■ **Problems to work on**
1 > In the benchmark-suite notes, rewrite the passage that begins at "- Uniform random" and stops after "crowds for adaptation.", with "Shifting hotspots" changed to "Moving hotspots".
2 > Do these statements agree with the benchmark-suite notes? Answer yes or no for each, and quote the words that decide it. (a) The JSON artifact runner is in `benches/runner.rs`. (b) The policy registry uses dynamic dispatch in the measured loop. (c) New workloads should go into reports first.
3 > Pick up the benchmark-suite notes where they stop, and keep writing.

The benchmark suite has four layers:

| Layer | Files | Purpose |
|---|---|---|
| Criterion measurements | `benches/workloads.rs`, `benches/ops.rs`, `benches/comparison.rs`, `benches/policy/*.rs` | statistically sampled latency and throughput |
| Console reports | `benches/reports.rs` | fast, readable tables without Criterion overhead |
| JSON artifact runner | `benches/runner.rs` | structured output for docs, charts, CI, historical comparison |
| Shared support crate | `bench-support/` | policy registry, workloads, metrics, JSON schema, doc renderer |

This split is deliberate. Criterion is good for micro-benchmark statistics; the
artifact runner is good for automation; console reports are good while tuning a
policy locally. No single binary is forced to serve every audience.

## Monomorphic Policy Registry

Benchmarks iterate policies through `for_each_policy!` in
[`bench-support/src/registry.rs`](../../bench-support/src/registry.rs):

```rust,ignore
for_each_policy! {
with |policy_id, display_name, make_cache| {
let mut cache = make_cache(CAPACITY);
// measured workload...
}
}
```

The macro expands to one block per concrete policy type. This avoids dynamic
dispatch in the measured loop while keeping policy iteration centralized.
`POLICIES` in the same module provides presentation metadata (stable id,
display name, chart color) for renderers and reports.

The trade-off is that adding a policy touches the macro and metadata table. A
test (`policies_metadata_matches_macro`) keeps the two from drifting. This is
the same explicit-boilerplate-over-magic choice as `DynCache`: more arms in
source, fewer surprises in hot code.

## Workload Registry

Workload definitions live in `bench-support/src/registry.rs`; generators live in
[`bench-support/src/workload.rs`](../../bench-support/src/workload.rs). The
current standard workloads cover:

- Uniform random keys for raw overhead baselines.
- Hot-set access for explicit skew.
- Sequential scan for scan-pollution stress.
- Zipfian and scrambled Zipfian for power-law access.
- Latest / recency-biased access.
- Shifting hotspots and flash crowds for adaptation.
- Composite scan-resistance mixes.

[`docs/benchmarks/workloads.md`](../benchmarks/workloads.md) is the catalog. It
also contains a large roadmap of workloads that should not be confused with
implemented cases. New workloads should land first in the support crate, then in
the docs, then in reports.

## Value Construction Discipline

`benches/runner.rs` pre-allocates one `Arc<u64>` per key in the universe and
passes a closure that returns `Arc::clone`:

```rust,ignore
fn preallocate_values() -> Vec<Arc<u64>> {
(0..UNIVERSE).map(Arc::new).collect()
}
```

The rule is: **do not allocate values inside the measured operation loop**.
Allocating on every miss makes the benchmark measure the allocator and value
constructor, not the policy. A cheap `Arc::clone` isolates hit/miss behaviour,
eviction order, and policy metadata overhead.

■ **Entries supplied**
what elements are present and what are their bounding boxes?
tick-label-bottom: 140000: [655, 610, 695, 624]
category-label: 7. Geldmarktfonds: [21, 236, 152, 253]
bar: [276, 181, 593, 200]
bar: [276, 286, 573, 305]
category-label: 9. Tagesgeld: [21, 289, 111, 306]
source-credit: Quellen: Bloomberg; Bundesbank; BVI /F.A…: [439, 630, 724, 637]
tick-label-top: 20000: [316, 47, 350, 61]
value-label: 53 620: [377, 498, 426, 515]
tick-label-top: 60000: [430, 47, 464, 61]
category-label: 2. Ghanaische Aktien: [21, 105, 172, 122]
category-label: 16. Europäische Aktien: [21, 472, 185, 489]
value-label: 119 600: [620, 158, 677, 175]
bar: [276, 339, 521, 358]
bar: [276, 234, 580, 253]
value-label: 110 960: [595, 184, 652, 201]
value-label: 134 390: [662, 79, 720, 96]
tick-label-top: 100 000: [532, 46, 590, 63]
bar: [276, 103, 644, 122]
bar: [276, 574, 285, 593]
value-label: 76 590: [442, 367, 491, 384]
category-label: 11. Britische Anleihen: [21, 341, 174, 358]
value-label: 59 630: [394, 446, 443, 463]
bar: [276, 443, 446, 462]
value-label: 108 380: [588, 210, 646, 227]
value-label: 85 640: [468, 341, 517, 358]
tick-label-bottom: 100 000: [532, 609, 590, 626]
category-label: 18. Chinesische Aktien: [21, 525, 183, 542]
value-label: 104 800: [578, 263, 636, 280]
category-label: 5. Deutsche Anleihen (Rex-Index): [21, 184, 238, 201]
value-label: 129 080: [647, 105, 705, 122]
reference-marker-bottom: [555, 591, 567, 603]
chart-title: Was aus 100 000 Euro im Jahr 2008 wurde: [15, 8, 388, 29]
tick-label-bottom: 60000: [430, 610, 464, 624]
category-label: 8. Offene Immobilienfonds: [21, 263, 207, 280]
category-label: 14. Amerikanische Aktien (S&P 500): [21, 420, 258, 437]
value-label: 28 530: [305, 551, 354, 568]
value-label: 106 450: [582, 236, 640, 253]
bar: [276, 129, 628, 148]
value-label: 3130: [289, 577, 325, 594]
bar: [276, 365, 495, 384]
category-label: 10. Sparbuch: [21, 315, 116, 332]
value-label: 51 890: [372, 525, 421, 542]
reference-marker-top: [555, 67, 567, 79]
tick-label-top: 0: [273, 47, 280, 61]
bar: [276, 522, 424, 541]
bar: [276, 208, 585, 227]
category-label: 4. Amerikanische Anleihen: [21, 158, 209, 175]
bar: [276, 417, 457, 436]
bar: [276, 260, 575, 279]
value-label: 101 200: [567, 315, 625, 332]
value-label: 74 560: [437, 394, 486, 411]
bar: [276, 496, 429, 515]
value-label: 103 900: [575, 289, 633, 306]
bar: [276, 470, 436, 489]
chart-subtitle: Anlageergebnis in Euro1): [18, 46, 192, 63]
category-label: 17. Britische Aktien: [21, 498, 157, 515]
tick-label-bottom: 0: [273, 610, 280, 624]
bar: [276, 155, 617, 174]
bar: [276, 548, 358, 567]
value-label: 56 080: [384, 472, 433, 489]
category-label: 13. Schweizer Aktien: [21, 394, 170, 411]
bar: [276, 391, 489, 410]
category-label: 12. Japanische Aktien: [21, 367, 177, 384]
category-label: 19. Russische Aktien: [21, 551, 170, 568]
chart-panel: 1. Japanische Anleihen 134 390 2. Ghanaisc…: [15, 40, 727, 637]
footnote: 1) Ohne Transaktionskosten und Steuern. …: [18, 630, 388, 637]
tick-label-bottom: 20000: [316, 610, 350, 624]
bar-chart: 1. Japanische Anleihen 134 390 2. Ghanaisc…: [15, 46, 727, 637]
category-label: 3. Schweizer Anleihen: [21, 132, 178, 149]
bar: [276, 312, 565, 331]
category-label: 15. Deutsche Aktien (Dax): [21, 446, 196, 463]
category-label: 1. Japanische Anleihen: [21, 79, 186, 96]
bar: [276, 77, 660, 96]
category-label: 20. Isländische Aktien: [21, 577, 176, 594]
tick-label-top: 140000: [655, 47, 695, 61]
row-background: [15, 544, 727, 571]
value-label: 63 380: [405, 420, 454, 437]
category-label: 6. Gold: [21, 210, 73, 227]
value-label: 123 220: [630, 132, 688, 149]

■ **Answers**
1 >
- Uniform random keys for raw overhead baselines.
- Hot-set access for explicit skew.
- Sequential scan for scan-pollution stress.
- Zipfian and scrambled Zipfian for power-law access.
- Latest / recency-biased access.
- Moving hotspots and flash crowds for adaptation.

2 >
(a) Yes: "| JSON artifact runner | `benches/runner.rs` |"
(b) No: "This avoids dynamic dispatch in the measured loop"
(c) No: "New workloads should land first in the support crate, then in the docs, then in reports."

3 >
This is especially important because policies store values differently:
`FastLru` stores `V` directly, while LRU / LFU / Heap-LFU use `Arc<V>` in some
paths. Pre-allocation keeps those representation differences from dominating
the benchmark.

## Artifact Schema

`bench-support/src/json_results.rs` defines the stable JSON schema for results:

- `SCHEMA_VERSION` follows semantic schema rules.
- Major bumps remove or rename required fields.
- Minor bumps add optional fields.
- Renderers accept any artifact with a matching major.

Each `BenchmarkArtifact` contains:

- `metadata`: timestamp, git commit, branch, dirty bit, rustc, host, CPU,
benchmark config.
- `results`: rows keyed by policy, workload, and `case_id`.
- `metrics`: optional typed sections for hit rate, throughput, latency,
eviction, scan resistance, adaptation speed.

The schema is presentation-neutral. Markdown tables and charts are rendered
later by `bench-support/src/bin/render_docs.rs`, so measurement and presentation
can evolve independently.

## Case IDs

Use `case_id::*` constants from `json_results.rs` instead of string literals:

- `hit_rate`
- `comprehensive`
- `scan_resistance`
- `adaptation`

This catches typos at compile time and prevents a result section from silently
disappearing from rendered docs. Adding a new case means adding a constant,
teaching the runner to populate it, and teaching the renderer how to display it.

## What Each Benchmark Answers

| Benchmark | Question |
|---|---|
| `ops.rs` | What is the raw cost of `get` / `insert` / policy-specific operations? |
| `workloads.rs` | Which policies preserve hit rate under standard workloads? |
| `comparison.rs` | How does cachekit compare with external crates (`lru`, `quick_cache`)? |
| `policy/*.rs` | What is the cost of each policy's unique operations? |
| `reports.rs` | What should a human inspect while tuning? |
| `runner.rs` | What should CI and docs consume? |

Do not overload one benchmark to answer all questions. If you need policy
micro-cost, use `ops.rs`; if you need hit rate under scans, use `workloads.rs`
or `runner.rs`.

## Reproducibility Rules

- Seed every workload. Default seed is 42 unless a benchmark is explicitly
sweeping seeds.
- Record the git dirty bit. Dirty runs are useful locally but should not be
published as release baselines without a note.
- Keep capacity, universe, and operation count visible in the artifact.
- Prefer `ScrambledZipfian` over raw `Zipfian` for cross-policy comparison when
hardware prefetch could bias hot-key locality.
- Do not compare results across machines without CPU metadata. Tail latency and
pointer-heavy policy cost are machine-sensitive.

## CI and Documentation Flow

The docs pipeline runs the benchmark suite, writes
`target/benchmarks/<run-id>/results.json`, and renders
`docs/benchmarks/latest/` plus charts. Release-tag snapshots live under
`docs/benchmarks/vX.Y.Z/`.

Manual workflow:

```bash
cargo bench --bench runner
./scripts/update_benchmark_docs.sh
```

The script is the high-level path for refreshing published benchmark docs. Use
individual benches (`cargo bench --bench ops`, `cargo bench --bench reports -- scan`)
while developing a policy.

## Adding a Policy to Benchmarks

1. Add the policy to `for_each_policy!` with a concrete constructor.
2. Add matching `PolicyMeta` in `POLICIES`.
3. Run the registry drift test.
4. Run `cargo bench --bench reports -- hit_rate` for a quick sanity check.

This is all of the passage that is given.